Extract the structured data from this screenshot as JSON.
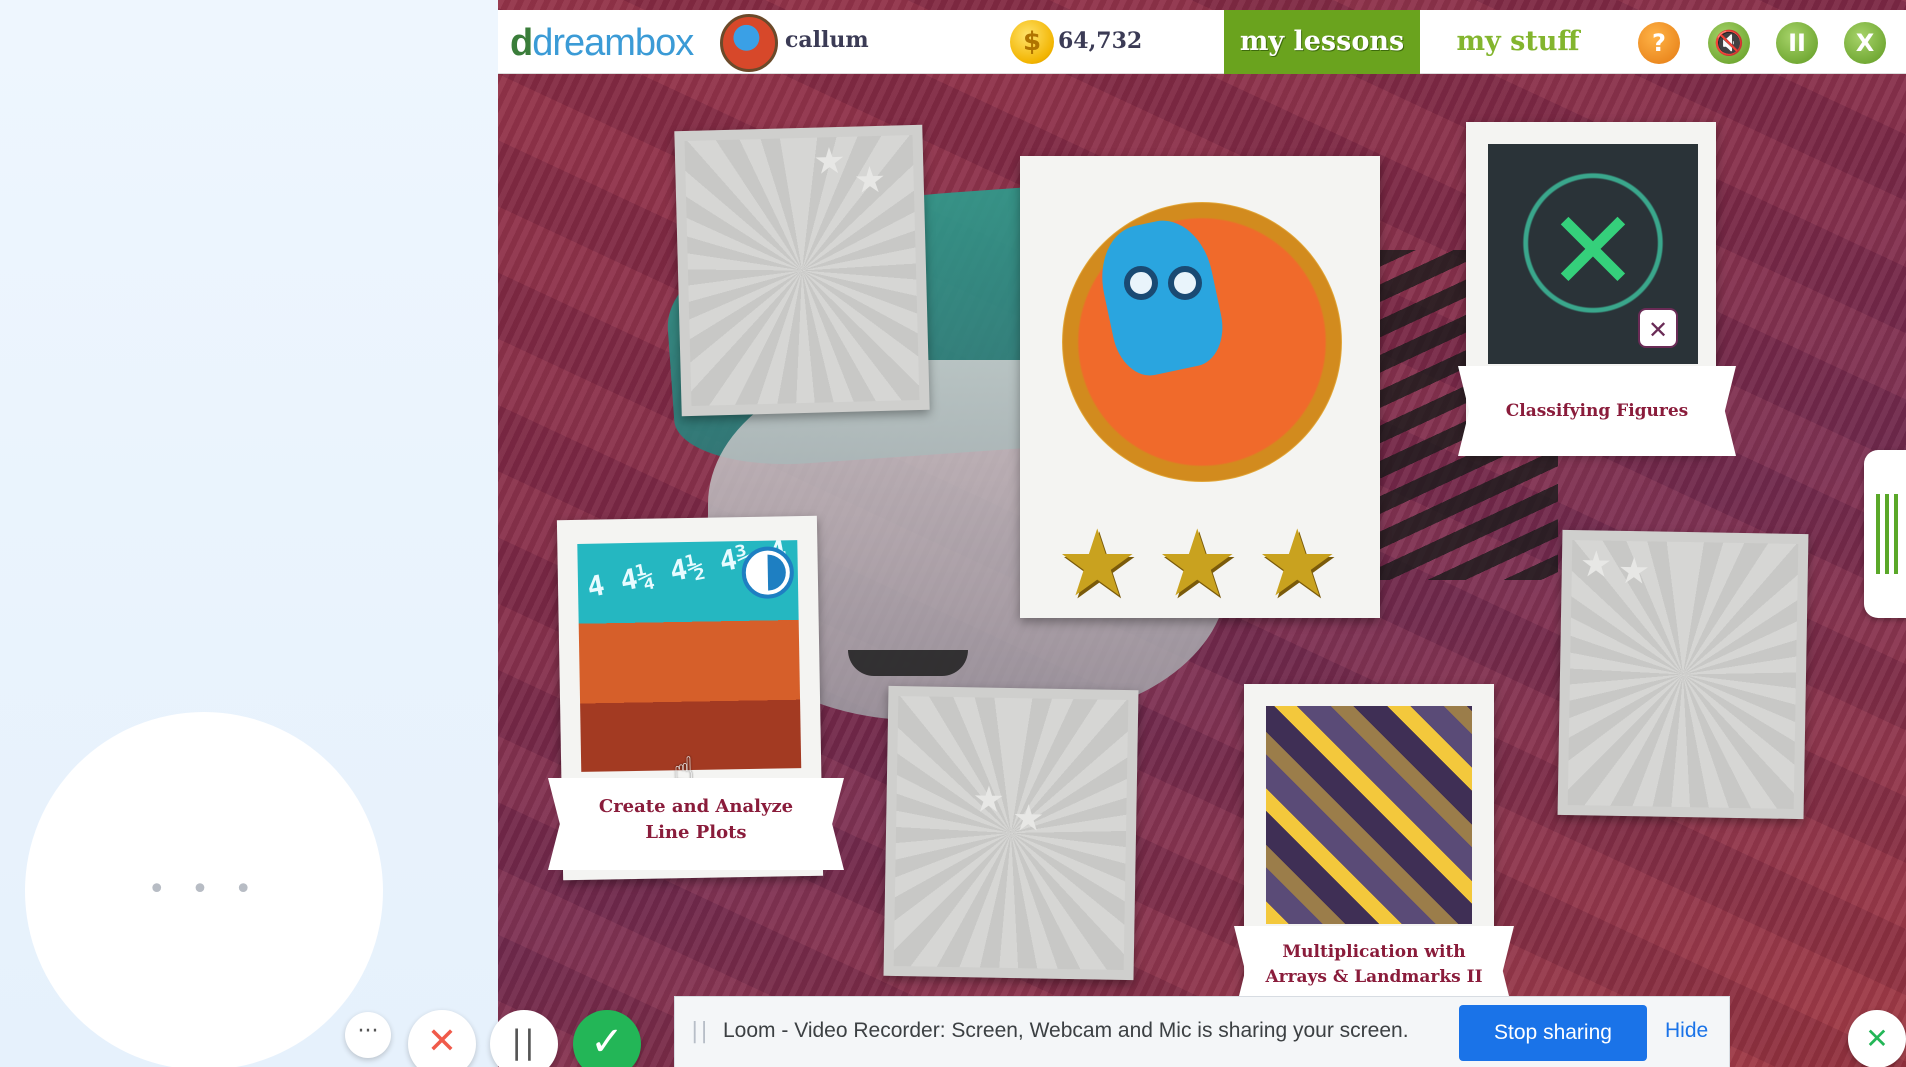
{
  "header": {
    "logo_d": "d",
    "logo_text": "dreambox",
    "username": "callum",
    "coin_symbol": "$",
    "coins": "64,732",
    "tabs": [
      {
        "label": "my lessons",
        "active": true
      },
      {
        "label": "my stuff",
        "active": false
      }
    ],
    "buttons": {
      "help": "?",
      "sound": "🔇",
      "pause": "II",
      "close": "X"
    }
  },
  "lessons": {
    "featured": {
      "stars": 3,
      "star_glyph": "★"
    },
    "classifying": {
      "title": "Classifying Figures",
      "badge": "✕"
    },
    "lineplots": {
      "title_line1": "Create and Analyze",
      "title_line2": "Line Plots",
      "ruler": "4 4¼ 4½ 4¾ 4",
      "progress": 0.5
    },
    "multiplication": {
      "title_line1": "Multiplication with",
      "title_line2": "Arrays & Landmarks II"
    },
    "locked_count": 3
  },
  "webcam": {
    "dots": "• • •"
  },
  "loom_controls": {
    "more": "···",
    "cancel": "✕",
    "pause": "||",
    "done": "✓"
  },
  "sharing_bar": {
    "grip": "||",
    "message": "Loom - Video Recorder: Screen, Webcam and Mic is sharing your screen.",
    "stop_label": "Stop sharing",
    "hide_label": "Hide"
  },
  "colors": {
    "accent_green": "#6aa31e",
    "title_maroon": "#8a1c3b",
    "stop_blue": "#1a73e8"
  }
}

_____

# [Short exercise]
Reproduce every record word for word. The copy must contain no pictures.

# [Answer to this exercise]
Extract the structured data from this screenshot as JSON.
{
  "header": {
    "logo_d": "d",
    "logo_text": "dreambox",
    "username": "callum",
    "coin_symbol": "$",
    "coins": "64,732",
    "tabs": [
      {
        "label": "my lessons",
        "active": true
      },
      {
        "label": "my stuff",
        "active": false
      }
    ],
    "buttons": {
      "help": "?",
      "sound": "🔇",
      "pause": "II",
      "close": "X"
    }
  },
  "lessons": {
    "featured": {
      "stars": 3,
      "star_glyph": "★"
    },
    "classifying": {
      "title": "Classifying Figures",
      "badge": "✕"
    },
    "lineplots": {
      "title_line1": "Create and Analyze",
      "title_line2": "Line Plots",
      "ruler": "4 4¼ 4½ 4¾ 4",
      "progress": 0.5
    },
    "multiplication": {
      "title_line1": "Multiplication with",
      "title_line2": "Arrays & Landmarks II"
    },
    "locked_count": 3
  },
  "webcam": {
    "dots": "• • •"
  },
  "loom_controls": {
    "more": "···",
    "cancel": "✕",
    "pause": "||",
    "done": "✓"
  },
  "sharing_bar": {
    "grip": "||",
    "message": "Loom - Video Recorder: Screen, Webcam and Mic is sharing your screen.",
    "stop_label": "Stop sharing",
    "hide_label": "Hide"
  },
  "colors": {
    "accent_green": "#6aa31e",
    "title_maroon": "#8a1c3b",
    "stop_blue": "#1a73e8"
  }
}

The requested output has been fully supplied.